Stated goal: Nothing in the records may be left out or altered; reproduce them all exactly.

Entries taken from a collection:
________________________
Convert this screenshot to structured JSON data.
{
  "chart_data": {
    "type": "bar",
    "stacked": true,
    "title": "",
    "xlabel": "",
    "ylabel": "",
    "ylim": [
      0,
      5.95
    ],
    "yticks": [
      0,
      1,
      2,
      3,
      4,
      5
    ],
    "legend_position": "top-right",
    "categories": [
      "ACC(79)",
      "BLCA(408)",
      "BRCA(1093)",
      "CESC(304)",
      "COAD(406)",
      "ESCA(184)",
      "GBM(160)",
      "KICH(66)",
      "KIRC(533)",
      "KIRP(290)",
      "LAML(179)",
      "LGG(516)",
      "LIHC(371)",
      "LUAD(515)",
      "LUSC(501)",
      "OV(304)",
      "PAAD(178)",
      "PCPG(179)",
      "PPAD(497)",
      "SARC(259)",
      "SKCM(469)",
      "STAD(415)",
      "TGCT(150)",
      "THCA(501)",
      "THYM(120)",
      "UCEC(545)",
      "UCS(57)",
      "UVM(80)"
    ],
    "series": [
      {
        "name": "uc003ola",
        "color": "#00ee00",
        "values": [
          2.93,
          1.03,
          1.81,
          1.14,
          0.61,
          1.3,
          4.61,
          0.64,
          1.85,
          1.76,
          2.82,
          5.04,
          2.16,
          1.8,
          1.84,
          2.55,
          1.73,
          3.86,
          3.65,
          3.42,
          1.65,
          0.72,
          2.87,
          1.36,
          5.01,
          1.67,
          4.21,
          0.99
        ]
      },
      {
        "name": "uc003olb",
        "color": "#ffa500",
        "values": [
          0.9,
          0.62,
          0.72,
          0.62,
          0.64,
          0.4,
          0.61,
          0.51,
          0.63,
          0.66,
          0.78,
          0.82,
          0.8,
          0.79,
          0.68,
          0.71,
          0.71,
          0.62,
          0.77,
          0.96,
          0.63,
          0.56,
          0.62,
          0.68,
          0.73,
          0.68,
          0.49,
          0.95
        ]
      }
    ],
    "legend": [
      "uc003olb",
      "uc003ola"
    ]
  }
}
________________________
Complete output:
Convert this screenshot to structured JSON data.
{
  "chart_data": {
    "type": "bar",
    "stacked": true,
    "title": "",
    "xlabel": "",
    "ylabel": "",
    "ylim": [
      0,
      5.95
    ],
    "yticks": [
      0,
      1,
      2,
      3,
      4,
      5
    ],
    "legend_position": "top-right",
    "categories": [
      "ACC(79)",
      "BLCA(408)",
      "BRCA(1093)",
      "CESC(304)",
      "COAD(406)",
      "ESCA(184)",
      "GBM(160)",
      "KICH(66)",
      "KIRC(533)",
      "KIRP(290)",
      "LAML(179)",
      "LGG(516)",
      "LIHC(371)",
      "LUAD(515)",
      "LUSC(501)",
      "OV(304)",
      "PAAD(178)",
      "PCPG(179)",
      "PPAD(497)",
      "SARC(259)",
      "SKCM(469)",
      "STAD(415)",
      "TGCT(150)",
      "THCA(501)",
      "THYM(120)",
      "UCEC(545)",
      "UCS(57)",
      "UVM(80)"
    ],
    "series": [
      {
        "name": "uc003ola",
        "color": "#00ee00",
        "values": [
          2.93,
          1.03,
          1.81,
          1.14,
          0.61,
          1.3,
          4.61,
          0.64,
          1.85,
          1.76,
          2.82,
          5.04,
          2.16,
          1.8,
          1.84,
          2.55,
          1.73,
          3.86,
          3.65,
          3.42,
          1.65,
          0.72,
          2.87,
          1.36,
          5.01,
          1.67,
          4.21,
          0.99
        ]
      },
      {
        "name": "uc003olb",
        "color": "#ffa500",
        "values": [
          0.9,
          0.62,
          0.72,
          0.62,
          0.64,
          0.4,
          0.61,
          0.51,
          0.63,
          0.66,
          0.78,
          0.82,
          0.8,
          0.79,
          0.68,
          0.71,
          0.71,
          0.62,
          0.77,
          0.96,
          0.63,
          0.56,
          0.62,
          0.68,
          0.73,
          0.68,
          0.49,
          0.95
        ]
      }
    ],
    "legend": [
      "uc003olb",
      "uc003ola"
    ]
  }
}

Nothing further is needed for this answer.